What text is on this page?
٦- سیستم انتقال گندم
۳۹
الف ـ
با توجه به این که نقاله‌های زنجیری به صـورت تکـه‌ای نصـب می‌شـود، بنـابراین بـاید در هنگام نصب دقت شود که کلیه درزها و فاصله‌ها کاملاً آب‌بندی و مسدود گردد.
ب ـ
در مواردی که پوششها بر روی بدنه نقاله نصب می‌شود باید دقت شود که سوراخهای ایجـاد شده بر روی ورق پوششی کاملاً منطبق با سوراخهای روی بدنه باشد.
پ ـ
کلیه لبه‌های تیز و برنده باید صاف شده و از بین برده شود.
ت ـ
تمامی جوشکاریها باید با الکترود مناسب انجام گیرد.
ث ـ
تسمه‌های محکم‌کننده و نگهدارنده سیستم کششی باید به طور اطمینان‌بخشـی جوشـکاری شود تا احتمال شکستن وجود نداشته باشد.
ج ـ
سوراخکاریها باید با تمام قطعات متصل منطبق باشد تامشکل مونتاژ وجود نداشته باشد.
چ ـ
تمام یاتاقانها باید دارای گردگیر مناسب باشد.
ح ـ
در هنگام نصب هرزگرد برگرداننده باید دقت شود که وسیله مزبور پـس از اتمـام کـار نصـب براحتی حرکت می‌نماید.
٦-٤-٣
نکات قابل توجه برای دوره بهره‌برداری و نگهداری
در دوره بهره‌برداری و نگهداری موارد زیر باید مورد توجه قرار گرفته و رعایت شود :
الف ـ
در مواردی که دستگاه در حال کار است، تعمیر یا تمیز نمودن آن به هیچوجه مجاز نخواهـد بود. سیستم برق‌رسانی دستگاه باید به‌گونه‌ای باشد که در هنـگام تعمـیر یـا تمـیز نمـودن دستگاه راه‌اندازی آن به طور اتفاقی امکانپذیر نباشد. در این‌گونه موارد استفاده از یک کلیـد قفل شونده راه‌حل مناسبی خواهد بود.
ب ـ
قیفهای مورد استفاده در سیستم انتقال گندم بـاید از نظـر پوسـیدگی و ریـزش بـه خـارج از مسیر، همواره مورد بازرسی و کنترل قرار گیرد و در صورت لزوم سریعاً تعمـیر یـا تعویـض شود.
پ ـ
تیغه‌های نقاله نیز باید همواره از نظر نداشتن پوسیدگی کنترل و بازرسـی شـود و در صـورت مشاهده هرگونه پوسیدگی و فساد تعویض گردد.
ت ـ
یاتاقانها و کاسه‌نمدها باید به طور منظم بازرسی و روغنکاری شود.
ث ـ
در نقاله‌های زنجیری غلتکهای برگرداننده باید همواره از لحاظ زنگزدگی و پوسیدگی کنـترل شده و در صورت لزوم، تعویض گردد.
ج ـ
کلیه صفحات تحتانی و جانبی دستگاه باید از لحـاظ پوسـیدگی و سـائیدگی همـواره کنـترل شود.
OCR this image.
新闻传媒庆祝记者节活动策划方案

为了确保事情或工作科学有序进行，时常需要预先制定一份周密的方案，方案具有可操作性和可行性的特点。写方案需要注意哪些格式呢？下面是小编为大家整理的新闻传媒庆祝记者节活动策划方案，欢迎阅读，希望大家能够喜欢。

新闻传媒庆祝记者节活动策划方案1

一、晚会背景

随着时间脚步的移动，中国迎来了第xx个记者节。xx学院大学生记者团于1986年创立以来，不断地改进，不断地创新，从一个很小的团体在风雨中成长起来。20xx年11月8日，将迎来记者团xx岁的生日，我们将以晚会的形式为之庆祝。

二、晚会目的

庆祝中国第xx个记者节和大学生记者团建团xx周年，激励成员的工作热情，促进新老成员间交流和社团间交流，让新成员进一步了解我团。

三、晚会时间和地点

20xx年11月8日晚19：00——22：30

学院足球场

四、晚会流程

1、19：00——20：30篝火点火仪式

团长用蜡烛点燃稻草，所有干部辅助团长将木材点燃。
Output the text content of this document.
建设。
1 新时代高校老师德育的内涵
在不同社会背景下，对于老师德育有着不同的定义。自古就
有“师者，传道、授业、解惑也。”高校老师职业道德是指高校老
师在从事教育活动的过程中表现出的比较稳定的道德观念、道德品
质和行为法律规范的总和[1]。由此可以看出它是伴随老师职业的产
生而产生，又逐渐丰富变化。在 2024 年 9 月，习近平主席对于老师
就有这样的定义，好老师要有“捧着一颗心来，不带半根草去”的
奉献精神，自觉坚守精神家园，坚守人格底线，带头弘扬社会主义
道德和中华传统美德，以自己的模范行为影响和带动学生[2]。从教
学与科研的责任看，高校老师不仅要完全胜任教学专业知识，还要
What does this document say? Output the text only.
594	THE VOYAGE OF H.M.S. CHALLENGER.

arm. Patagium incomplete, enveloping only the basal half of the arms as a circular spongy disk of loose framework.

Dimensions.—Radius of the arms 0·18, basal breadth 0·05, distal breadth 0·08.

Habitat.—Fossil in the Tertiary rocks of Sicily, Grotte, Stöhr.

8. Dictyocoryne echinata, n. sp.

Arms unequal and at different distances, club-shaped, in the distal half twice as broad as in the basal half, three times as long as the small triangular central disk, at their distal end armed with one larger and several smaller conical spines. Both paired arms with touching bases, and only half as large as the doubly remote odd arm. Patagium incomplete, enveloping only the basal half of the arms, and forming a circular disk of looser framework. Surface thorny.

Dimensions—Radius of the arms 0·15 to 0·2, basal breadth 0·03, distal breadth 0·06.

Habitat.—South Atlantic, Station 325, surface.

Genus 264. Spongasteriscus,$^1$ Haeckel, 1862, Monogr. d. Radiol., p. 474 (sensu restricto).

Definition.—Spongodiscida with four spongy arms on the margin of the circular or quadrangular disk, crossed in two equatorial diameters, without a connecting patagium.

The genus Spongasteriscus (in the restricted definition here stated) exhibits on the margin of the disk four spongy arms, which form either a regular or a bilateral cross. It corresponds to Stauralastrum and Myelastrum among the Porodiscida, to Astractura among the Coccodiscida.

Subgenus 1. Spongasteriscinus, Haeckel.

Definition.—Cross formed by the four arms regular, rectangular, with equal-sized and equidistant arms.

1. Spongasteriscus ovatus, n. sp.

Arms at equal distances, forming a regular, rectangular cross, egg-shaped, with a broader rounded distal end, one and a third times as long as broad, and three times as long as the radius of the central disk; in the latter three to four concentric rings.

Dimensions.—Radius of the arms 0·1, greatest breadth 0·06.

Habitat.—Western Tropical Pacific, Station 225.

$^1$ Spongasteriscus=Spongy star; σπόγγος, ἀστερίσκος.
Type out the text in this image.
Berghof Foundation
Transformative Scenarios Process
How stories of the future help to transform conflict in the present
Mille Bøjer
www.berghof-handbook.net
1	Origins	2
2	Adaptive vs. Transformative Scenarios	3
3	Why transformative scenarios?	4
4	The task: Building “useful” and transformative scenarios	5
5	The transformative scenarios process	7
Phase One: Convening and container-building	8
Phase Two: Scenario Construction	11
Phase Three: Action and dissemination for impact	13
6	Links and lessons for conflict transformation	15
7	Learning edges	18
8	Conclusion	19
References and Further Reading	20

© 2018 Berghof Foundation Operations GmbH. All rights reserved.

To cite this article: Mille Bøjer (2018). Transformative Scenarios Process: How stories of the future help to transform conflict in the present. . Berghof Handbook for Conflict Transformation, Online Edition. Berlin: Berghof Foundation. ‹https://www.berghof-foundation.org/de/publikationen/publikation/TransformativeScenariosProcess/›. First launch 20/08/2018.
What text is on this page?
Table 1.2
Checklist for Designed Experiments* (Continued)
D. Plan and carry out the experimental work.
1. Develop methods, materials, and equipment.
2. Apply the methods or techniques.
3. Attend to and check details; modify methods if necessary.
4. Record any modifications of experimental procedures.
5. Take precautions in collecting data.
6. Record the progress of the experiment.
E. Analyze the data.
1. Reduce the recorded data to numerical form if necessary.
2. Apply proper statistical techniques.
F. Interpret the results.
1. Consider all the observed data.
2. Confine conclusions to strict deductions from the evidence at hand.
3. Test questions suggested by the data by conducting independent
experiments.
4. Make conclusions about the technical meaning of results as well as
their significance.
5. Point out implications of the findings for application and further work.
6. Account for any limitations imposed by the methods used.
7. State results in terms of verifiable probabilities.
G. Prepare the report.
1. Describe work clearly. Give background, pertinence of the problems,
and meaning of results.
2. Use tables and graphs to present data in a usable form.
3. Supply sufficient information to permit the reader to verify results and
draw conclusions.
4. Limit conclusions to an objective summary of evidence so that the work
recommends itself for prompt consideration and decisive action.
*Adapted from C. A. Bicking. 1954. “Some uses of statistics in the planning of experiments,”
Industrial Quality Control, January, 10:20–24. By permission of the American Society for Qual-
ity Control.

┄┄┄┄┄┄┄┄┄┄

* _EXERCISE_: List every line above containing the word "نصـب".

* _FINISHED EXERCISE_:
با توجه به این که نقاله‌های زنجیری به صـورت تکـه‌ای نصـب می‌شـود، بنـابراین بـاید در هنگام نصب دقت شود که کلیه درزها و فاصله‌ها کاملاً آب‌بندی و مسدود گردد.
در هنگام نصب هرزگرد برگرداننده باید دقت شود که وسیله مزبور پـس از اتمـام کـار نصـب براحتی حرکت می‌نماید.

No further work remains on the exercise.